## WHAT IS BEING ASKED:
Reproduce the listing below in its entirety. Change nothing.

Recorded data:
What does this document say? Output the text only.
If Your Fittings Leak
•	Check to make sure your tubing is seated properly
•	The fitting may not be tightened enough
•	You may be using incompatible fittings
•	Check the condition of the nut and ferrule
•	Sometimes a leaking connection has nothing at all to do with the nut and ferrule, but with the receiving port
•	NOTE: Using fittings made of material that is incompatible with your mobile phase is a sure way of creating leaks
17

## EXPECTED ANSWER:
What does this document say? Output the text only.
If Your Fittings Leak
•	Check to make sure your tubing is seated properly
•	The fitting may not be tightened enough
•	You may be using incompatible fittings
•	Check the condition of the nut and ferrule
•	Sometimes a leaking connection has nothing at all to do with the nut and ferrule, but with the receiving port
•	NOTE: Using fittings made of material that is incompatible with your mobile phase is a sure way of creating leaks
17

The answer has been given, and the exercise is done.